_WHAT TO WORK ON_
Count each line in which the word "type" appears. Reply with the total and nothing more.

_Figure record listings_
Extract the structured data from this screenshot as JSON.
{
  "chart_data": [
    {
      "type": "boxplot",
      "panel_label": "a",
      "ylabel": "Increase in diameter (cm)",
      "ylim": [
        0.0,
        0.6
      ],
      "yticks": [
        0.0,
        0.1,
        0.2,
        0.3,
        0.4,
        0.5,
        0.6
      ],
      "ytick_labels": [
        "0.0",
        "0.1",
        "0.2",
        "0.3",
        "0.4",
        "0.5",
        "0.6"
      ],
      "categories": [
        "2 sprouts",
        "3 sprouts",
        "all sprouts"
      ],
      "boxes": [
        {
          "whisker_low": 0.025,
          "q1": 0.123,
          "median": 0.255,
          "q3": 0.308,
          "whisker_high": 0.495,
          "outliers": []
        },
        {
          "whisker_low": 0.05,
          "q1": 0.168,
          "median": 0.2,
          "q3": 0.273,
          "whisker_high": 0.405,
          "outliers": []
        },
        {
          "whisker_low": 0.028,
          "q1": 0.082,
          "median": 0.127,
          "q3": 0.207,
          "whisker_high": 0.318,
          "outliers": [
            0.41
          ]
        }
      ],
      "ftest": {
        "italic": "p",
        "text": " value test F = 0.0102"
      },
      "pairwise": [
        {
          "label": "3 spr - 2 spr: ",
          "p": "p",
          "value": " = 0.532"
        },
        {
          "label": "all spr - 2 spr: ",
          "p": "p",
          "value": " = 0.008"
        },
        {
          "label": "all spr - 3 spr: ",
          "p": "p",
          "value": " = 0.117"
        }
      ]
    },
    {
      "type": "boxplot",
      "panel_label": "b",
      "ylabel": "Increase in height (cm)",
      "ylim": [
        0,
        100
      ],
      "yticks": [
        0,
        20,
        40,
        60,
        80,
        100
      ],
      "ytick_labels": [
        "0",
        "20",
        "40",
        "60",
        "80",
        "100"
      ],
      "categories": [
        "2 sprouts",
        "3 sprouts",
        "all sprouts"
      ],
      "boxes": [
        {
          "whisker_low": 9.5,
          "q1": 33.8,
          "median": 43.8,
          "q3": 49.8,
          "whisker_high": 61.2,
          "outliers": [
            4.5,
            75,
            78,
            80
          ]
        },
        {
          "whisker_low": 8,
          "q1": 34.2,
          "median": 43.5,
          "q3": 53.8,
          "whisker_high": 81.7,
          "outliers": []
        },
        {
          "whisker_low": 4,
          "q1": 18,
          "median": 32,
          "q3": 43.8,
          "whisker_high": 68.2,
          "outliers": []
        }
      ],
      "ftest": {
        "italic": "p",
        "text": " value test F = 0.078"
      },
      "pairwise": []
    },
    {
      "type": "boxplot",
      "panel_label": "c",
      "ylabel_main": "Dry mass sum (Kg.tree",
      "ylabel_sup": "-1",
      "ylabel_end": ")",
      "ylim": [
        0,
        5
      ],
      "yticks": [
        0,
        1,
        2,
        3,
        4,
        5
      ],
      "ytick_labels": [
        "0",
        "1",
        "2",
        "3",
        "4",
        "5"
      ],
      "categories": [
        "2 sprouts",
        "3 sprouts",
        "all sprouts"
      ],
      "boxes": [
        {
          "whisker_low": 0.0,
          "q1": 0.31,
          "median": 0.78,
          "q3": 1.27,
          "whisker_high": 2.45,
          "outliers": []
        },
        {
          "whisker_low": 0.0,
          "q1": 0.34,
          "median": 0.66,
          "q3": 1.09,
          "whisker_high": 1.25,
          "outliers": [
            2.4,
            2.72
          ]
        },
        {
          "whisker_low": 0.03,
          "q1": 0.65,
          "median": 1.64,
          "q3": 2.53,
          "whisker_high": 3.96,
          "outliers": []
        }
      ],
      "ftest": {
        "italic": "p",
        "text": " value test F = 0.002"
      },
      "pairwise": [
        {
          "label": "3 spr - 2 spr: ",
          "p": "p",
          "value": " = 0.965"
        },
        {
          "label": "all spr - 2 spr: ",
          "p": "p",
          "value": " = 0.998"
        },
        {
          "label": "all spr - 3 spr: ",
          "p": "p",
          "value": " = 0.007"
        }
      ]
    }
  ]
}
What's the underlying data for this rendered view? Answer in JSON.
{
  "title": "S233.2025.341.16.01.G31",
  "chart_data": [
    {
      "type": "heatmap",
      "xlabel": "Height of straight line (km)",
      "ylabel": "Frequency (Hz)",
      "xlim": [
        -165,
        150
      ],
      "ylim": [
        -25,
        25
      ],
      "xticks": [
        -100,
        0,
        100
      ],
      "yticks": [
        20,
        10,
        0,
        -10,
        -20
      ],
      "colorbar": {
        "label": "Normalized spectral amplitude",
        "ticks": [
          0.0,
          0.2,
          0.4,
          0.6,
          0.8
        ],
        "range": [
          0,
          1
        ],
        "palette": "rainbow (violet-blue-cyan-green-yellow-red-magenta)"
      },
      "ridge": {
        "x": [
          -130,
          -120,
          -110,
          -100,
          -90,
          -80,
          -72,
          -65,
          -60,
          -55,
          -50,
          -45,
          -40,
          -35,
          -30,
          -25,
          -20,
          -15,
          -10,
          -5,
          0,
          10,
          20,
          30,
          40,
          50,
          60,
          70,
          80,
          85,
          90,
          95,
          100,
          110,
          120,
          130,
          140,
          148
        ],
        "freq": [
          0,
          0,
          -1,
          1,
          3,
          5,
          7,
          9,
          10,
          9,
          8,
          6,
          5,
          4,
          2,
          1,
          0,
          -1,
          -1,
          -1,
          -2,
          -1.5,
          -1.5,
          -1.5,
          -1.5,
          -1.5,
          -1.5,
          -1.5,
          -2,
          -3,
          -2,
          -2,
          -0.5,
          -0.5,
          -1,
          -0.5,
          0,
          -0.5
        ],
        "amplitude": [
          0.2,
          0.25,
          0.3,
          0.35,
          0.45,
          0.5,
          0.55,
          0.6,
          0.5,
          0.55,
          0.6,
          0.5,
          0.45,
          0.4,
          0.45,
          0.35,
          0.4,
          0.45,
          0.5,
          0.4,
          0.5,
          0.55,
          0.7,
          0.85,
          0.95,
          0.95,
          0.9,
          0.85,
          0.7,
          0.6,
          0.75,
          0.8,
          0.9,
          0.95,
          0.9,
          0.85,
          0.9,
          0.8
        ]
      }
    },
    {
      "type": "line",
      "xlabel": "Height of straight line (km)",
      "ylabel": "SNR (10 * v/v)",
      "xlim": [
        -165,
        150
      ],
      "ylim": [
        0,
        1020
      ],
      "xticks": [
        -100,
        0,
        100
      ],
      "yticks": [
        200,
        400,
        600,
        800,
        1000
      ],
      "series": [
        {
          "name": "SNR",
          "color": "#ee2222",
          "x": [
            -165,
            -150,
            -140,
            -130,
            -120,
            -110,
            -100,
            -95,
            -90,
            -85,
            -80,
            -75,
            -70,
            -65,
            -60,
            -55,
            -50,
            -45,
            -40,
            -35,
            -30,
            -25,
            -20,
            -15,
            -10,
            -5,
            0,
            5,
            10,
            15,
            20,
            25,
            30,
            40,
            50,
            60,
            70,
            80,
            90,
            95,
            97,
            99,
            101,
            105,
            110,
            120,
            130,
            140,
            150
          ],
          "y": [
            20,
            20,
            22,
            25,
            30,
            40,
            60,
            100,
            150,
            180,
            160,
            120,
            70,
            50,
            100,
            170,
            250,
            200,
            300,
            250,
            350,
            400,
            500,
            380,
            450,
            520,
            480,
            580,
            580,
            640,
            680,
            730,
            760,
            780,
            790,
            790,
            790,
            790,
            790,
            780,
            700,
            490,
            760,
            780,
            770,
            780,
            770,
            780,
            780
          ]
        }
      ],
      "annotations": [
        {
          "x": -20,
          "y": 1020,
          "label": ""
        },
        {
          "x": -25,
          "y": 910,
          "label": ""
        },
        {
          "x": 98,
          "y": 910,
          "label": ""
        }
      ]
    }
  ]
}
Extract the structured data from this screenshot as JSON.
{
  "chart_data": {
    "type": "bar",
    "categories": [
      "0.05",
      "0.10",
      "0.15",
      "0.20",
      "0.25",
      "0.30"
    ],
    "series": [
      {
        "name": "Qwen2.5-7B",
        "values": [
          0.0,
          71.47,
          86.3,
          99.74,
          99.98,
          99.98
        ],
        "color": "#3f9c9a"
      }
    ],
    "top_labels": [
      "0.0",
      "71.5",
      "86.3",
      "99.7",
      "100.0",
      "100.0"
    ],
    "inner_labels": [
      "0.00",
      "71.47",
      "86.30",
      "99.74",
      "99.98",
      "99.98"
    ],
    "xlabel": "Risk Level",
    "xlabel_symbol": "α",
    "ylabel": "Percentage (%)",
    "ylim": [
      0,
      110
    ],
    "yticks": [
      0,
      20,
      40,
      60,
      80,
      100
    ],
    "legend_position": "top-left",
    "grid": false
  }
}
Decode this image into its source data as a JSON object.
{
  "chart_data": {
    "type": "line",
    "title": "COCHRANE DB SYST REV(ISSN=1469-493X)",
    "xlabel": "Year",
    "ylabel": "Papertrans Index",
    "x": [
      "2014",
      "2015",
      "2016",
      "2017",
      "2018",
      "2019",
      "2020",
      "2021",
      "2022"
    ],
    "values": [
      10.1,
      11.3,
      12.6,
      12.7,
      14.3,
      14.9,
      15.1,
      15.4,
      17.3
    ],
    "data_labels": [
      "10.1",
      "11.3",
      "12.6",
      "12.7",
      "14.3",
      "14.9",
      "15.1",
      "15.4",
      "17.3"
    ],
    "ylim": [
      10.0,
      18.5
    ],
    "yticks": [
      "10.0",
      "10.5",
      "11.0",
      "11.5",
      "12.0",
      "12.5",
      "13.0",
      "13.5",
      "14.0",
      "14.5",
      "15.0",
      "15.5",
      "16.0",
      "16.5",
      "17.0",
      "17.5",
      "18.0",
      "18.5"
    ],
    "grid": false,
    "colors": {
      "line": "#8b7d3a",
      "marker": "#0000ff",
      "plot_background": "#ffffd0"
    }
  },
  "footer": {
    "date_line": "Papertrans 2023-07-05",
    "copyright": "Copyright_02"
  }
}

_IN RESPONSE_
7